From the records below, extract all the text exactly and leave the images behind.

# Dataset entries
>> Start

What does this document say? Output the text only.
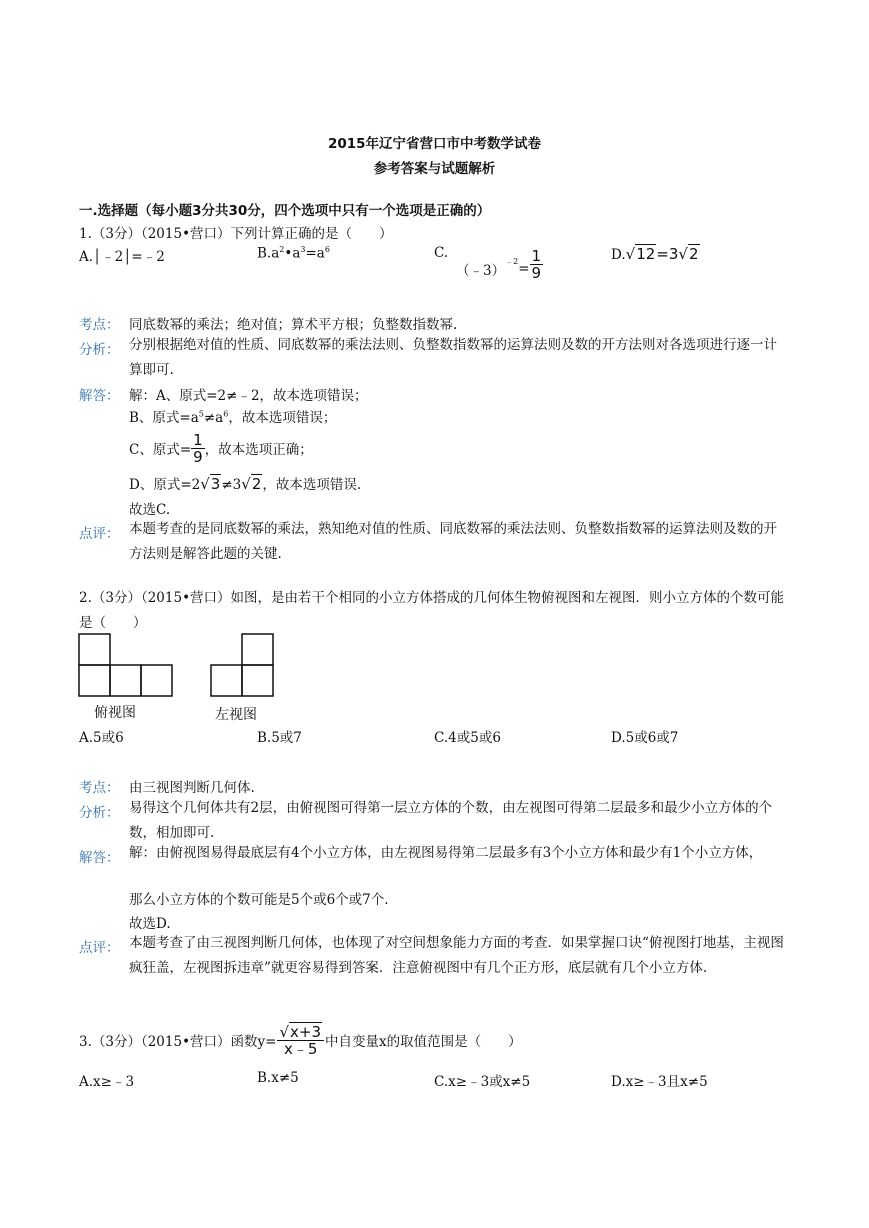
2015年辽宁省营口市中考数学试卷
参考答案与试题解析
一.选择题（每小题3分共30分，四个选项中只有一个选项是正确的）
1.（3分）（2015•营口）下列计算正确的是（　　）
A.│﹣2│=﹣2	$B.a^2•a^3=a^6$	C.
（﹣3）
$^{﹣2} = \frac{1}{9}$	D.√12=3√2
考点： 同底数幂的乘法；绝对值；算术平方根；负整数指数幂.
分析： 分别根据绝对值的性质、同底数幂的乘法法则、负整数指数幂的运算法则及数的开方法则对各选项进行逐一计算即可.
解答： 解：A、原式=2≠﹣2，故本选项错误；
B、原式$=a^5\ne a^6$，故本选项错误；
C、原式= $\frac{1}{9}$ ，故本选项正确；
D、原式=2√3≠3√2，故本选项错误.
故选C.
点评： 本题考查的是同底数幂的乘法，熟知绝对值的性质、同底数幂的乘法法则、负整数指数幂的运算法则及数的开方法则是解答此题的关键.
2.（3分）（2015•营口）如图，是由若干个相同的小立方体搭成的几何体生物俯视图和左视图．则小立方体的个数可能是（　　）
俯视图	左视图
A.5或6	B.5或7	C.4或5或6	D.5或6或7
考点： 由三视图判断几何体.
分析： 易得这个几何体共有2层，由俯视图可得第一层立方体的个数，由左视图可得第二层最多和最少小立方体的个数，相加即可.
解答： 解：由俯视图易得最底层有4个小立方体，由左视图易得第二层最多有3个小立方体和最少有1个小立方体，
那么小立方体的个数可能是5个或6个或7个.
故选D.
点评： 本题考查了由三视图判断几何体，也体现了对空间想象能力方面的考查．如果掌握口诀“俯视图打地基，主视图疯狂盖，左视图拆违章”就更容易得到答案．注意俯视图中有几个正方形，底层就有几个小立方体.
3.（3分）（2015•营口）函数$y= \frac{√x+3}{x﹣5}$ 中自变量x的取值范围是（　　）
A.x≥﹣3	B.x≠5	C.x≥﹣3或x≠5	D.x≥﹣3且x≠5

>> End

# Answer to this task
What does this document say? Output the text only.
2015年辽宁省营口市中考数学试卷
参考答案与试题解析
一.选择题（每小题3分共30分，四个选项中只有一个选项是正确的）
1.（3分）（2015•营口）下列计算正确的是（　　）
A.│﹣2│=﹣2	$B.a^2•a^3=a^6$	C.
（﹣3）
$^{﹣2} = \frac{1}{9}$	D.√12=3√2
考点： 同底数幂的乘法；绝对值；算术平方根；负整数指数幂.
分析： 分别根据绝对值的性质、同底数幂的乘法法则、负整数指数幂的运算法则及数的开方法则对各选项进行逐一计算即可.
解答： 解：A、原式=2≠﹣2，故本选项错误；
B、原式$=a^5\ne a^6$，故本选项错误；
C、原式= $\frac{1}{9}$ ，故本选项正确；
D、原式=2√3≠3√2，故本选项错误.
故选C.
点评： 本题考查的是同底数幂的乘法，熟知绝对值的性质、同底数幂的乘法法则、负整数指数幂的运算法则及数的开方法则是解答此题的关键.
2.（3分）（2015•营口）如图，是由若干个相同的小立方体搭成的几何体生物俯视图和左视图．则小立方体的个数可能是（　　）
俯视图	左视图
A.5或6	B.5或7	C.4或5或6	D.5或6或7
考点： 由三视图判断几何体.
分析： 易得这个几何体共有2层，由俯视图可得第一层立方体的个数，由左视图可得第二层最多和最少小立方体的个数，相加即可.
解答： 解：由俯视图易得最底层有4个小立方体，由左视图易得第二层最多有3个小立方体和最少有1个小立方体，
那么小立方体的个数可能是5个或6个或7个.
故选D.
点评： 本题考查了由三视图判断几何体，也体现了对空间想象能力方面的考查．如果掌握口诀“俯视图打地基，主视图疯狂盖，左视图拆违章”就更容易得到答案．注意俯视图中有几个正方形，底层就有几个小立方体.
3.（3分）（2015•营口）函数$y= \frac{√x+3}{x﹣5}$ 中自变量x的取值范围是（　　）
A.x≥﹣3	B.x≠5	C.x≥﹣3或x≠5	D.x≥﹣3且x≠5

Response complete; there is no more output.